Continue the court opinion on the sheriff's handling of the execution against Able's property, starting after its final sentence.

_Excerpt to read_.
┄┄┄┄┄┄┄┄┄┄┄┄┄┄┄┄┄┄┄┄

Court Opinion

ID: 3643905
Source: CourtListenerOpinion
Date Created: 2016-07-06 06:00:41.18598+00
Date Added: 2024-06-11T11:51:38.335415
License: Public Domain

We concur in opinion with his Honor. The facts do not give the plaintiff a cause of action. He had no legal right, and, consequently, although he may have sustained loss by the course of conduct which the defendant saw proper to pursue, still it was "damnum absque injuria," for there can be no injury unless the party has a right. *Page 315 
Plaintiff's ground of complaint is that he put into the hands of the defendant, who was sheriff, an execution against the plaintiff and one Able and Eli Shuford, and directed him to make the whole sum out of certain property of the said Able, who was the principal debtor; that although the property was fully sufficient, the defendant omitted to make out of it the whole sum set forth in the execution, and after selling a part, permitted the rest of the property to be appropriated and applied to the payment of the other debts of the said Able, by reason whereof the plaintiff was afterwards compelled to pay the balance of the execution.                                      (464)

┄┄┄┄┄┄┄┄┄┄┄┄┄┄┄┄┄┄┄┄

_Provided information_.
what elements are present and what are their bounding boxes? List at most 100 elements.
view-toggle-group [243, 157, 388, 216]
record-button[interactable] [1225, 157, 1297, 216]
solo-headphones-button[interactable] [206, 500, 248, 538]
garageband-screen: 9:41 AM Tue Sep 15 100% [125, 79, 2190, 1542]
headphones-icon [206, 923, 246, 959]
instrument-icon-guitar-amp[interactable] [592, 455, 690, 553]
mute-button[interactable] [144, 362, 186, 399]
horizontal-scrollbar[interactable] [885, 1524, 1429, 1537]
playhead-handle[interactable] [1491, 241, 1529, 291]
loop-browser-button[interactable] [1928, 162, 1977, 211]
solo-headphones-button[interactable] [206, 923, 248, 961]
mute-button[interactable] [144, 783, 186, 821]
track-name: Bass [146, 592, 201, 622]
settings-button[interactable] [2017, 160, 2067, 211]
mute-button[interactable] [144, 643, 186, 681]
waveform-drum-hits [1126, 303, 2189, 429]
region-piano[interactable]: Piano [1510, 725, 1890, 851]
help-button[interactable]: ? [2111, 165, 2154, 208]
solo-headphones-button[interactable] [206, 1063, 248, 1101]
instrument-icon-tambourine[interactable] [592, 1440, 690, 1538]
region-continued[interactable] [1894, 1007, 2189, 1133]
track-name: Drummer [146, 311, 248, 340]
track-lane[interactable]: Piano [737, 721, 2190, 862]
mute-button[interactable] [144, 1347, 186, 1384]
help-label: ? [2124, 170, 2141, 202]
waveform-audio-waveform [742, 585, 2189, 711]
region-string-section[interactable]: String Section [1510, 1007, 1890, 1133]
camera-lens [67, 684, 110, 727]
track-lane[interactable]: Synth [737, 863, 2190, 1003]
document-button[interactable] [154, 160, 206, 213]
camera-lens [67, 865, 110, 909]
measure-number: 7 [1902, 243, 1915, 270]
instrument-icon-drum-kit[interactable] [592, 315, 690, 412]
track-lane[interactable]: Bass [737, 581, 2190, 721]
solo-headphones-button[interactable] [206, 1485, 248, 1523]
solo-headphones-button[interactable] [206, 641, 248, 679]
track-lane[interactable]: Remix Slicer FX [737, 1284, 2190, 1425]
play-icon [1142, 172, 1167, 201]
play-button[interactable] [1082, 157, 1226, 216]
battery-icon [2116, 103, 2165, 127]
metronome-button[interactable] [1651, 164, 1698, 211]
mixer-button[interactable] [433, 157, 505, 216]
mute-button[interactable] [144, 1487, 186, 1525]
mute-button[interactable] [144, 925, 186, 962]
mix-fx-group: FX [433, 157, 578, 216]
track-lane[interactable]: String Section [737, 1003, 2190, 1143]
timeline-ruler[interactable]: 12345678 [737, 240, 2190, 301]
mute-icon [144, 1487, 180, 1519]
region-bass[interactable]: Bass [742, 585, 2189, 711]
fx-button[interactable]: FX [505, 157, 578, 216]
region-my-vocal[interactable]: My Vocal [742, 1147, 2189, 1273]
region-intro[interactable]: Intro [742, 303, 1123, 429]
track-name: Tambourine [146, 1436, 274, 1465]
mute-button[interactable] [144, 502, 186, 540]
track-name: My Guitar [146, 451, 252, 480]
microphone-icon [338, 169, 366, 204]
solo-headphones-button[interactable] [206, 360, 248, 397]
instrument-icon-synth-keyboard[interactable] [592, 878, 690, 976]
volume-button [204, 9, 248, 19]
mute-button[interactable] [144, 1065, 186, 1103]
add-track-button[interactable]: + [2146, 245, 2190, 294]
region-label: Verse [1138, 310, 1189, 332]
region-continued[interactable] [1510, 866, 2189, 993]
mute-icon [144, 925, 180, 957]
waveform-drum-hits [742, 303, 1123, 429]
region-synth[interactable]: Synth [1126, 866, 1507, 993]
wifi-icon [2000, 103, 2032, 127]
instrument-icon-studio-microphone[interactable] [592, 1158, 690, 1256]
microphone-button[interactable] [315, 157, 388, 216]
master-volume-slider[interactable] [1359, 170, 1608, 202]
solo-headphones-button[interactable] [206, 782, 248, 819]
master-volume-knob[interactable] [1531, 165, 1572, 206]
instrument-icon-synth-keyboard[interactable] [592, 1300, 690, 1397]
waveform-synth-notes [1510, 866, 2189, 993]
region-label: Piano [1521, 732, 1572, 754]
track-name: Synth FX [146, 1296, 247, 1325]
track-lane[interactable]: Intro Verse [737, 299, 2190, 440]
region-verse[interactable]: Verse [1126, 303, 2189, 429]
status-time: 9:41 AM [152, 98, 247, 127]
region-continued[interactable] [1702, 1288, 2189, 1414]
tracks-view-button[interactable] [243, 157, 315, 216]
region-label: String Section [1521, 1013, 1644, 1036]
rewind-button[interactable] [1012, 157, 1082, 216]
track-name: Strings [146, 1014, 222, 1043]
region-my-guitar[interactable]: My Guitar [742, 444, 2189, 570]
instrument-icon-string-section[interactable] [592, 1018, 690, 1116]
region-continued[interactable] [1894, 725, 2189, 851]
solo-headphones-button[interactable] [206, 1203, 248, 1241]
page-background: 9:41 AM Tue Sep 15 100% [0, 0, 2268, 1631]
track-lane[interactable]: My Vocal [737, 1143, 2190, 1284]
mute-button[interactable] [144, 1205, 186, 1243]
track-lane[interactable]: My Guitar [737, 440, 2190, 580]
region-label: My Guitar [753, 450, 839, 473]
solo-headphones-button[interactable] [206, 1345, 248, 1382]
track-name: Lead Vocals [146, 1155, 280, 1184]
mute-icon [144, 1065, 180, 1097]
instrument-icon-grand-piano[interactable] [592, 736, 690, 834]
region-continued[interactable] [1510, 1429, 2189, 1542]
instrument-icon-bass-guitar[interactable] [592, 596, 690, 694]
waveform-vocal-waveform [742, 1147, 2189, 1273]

┄┄┄┄┄┄┄┄┄┄┄┄┄┄┄┄┄┄┄┄

_Your response_.
This shows that the plaintiff has sustained a loss by the conduct of the defendant, but his misfortune is that he had no right to control the defendant, who was responsible alone to the creditor in the execution, and was at liberty to make the money out of any one of the three debtors named in the writ, notwithstanding the directions of the plaintiff to the contrary. We can, therefore, see no ground upon which the plaintiff can make out a cause of action; and, in fact, upon principle it is clear that he has no cause of action, for he had no right, and the defendant was not bound to notice the allegation of his being a surety. He had a right to go by the writ, in which no distinction was made. How far, under the act of the General Assembly, Rev. Stat., ch. 31, sec. 131, provided its provision are attended to, sureties may acquire rights, so as to have a cause of action if a sheriff violates these, is not now before us.
PER CURIAM.                                                   Affirmed.
Cited: Gatewood v. Burns, 99 N.C. 360.